Write out every entry exactly as it appears.
-- BEGIN Information shown --
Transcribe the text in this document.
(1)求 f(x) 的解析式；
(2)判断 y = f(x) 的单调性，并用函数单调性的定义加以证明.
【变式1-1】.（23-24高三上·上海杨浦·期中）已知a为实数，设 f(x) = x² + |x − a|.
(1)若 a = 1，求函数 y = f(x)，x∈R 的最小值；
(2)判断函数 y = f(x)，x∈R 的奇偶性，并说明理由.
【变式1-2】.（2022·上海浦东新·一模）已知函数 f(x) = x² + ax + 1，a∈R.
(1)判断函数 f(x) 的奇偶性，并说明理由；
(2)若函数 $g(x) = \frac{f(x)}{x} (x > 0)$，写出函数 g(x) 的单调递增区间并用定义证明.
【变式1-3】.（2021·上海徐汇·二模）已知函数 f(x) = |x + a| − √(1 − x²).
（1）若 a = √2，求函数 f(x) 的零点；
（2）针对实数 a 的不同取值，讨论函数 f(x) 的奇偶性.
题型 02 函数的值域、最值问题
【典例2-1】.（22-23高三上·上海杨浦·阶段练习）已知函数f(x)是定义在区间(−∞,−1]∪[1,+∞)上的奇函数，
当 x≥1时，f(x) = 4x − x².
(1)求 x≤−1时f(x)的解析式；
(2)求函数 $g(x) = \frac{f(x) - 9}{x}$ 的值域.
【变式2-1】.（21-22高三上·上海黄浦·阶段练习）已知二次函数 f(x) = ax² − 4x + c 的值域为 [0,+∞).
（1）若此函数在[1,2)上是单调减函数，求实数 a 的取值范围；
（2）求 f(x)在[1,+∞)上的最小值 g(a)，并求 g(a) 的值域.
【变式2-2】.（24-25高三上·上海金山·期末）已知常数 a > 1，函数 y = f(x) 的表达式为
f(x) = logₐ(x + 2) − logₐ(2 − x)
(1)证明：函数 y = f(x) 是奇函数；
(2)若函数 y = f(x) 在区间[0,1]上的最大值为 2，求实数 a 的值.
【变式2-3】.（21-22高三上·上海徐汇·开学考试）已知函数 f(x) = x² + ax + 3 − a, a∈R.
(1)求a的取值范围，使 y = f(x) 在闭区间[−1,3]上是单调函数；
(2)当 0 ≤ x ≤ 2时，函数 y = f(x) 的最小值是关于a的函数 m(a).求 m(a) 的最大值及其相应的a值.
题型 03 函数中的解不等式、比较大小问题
-- END Information shown --
* **Output for this task**
Transcribe the text in this document.
(1)求 f(x) 的解析式；
(2)判断 y = f(x) 的单调性，并用函数单调性的定义加以证明.
【变式1-1】.（23-24高三上·上海杨浦·期中）已知a为实数，设 f(x) = x² + |x − a|.
(1)若 a = 1，求函数 y = f(x)，x∈R 的最小值；
(2)判断函数 y = f(x)，x∈R 的奇偶性，并说明理由.
【变式1-2】.（2022·上海浦东新·一模）已知函数 f(x) = x² + ax + 1，a∈R.
(1)判断函数 f(x) 的奇偶性，并说明理由；
(2)若函数 $g(x) = \frac{f(x)}{x} (x > 0)$，写出函数 g(x) 的单调递增区间并用定义证明.
【变式1-3】.（2021·上海徐汇·二模）已知函数 f(x) = |x + a| − √(1 − x²).
（1）若 a = √2，求函数 f(x) 的零点；
（2）针对实数 a 的不同取值，讨论函数 f(x) 的奇偶性.
题型 02 函数的值域、最值问题
【典例2-1】.（22-23高三上·上海杨浦·阶段练习）已知函数f(x)是定义在区间(−∞,−1]∪[1,+∞)上的奇函数，
当 x≥1时，f(x) = 4x − x².
(1)求 x≤−1时f(x)的解析式；
(2)求函数 $g(x) = \frac{f(x) - 9}{x}$ 的值域.
【变式2-1】.（21-22高三上·上海黄浦·阶段练习）已知二次函数 f(x) = ax² − 4x + c 的值域为 [0,+∞).
（1）若此函数在[1,2)上是单调减函数，求实数 a 的取值范围；
（2）求 f(x)在[1,+∞)上的最小值 g(a)，并求 g(a) 的值域.
【变式2-2】.（24-25高三上·上海金山·期末）已知常数 a > 1，函数 y = f(x) 的表达式为
f(x) = logₐ(x + 2) − logₐ(2 − x)
(1)证明：函数 y = f(x) 是奇函数；
(2)若函数 y = f(x) 在区间[0,1]上的最大值为 2，求实数 a 的值.
【变式2-3】.（21-22高三上·上海徐汇·开学考试）已知函数 f(x) = x² + ax + 3 − a, a∈R.
(1)求a的取值范围，使 y = f(x) 在闭区间[−1,3]上是单调函数；
(2)当 0 ≤ x ≤ 2时，函数 y = f(x) 的最小值是关于a的函数 m(a).求 m(a) 的最大值及其相应的a值.
题型 03 函数中的解不等式、比较大小问题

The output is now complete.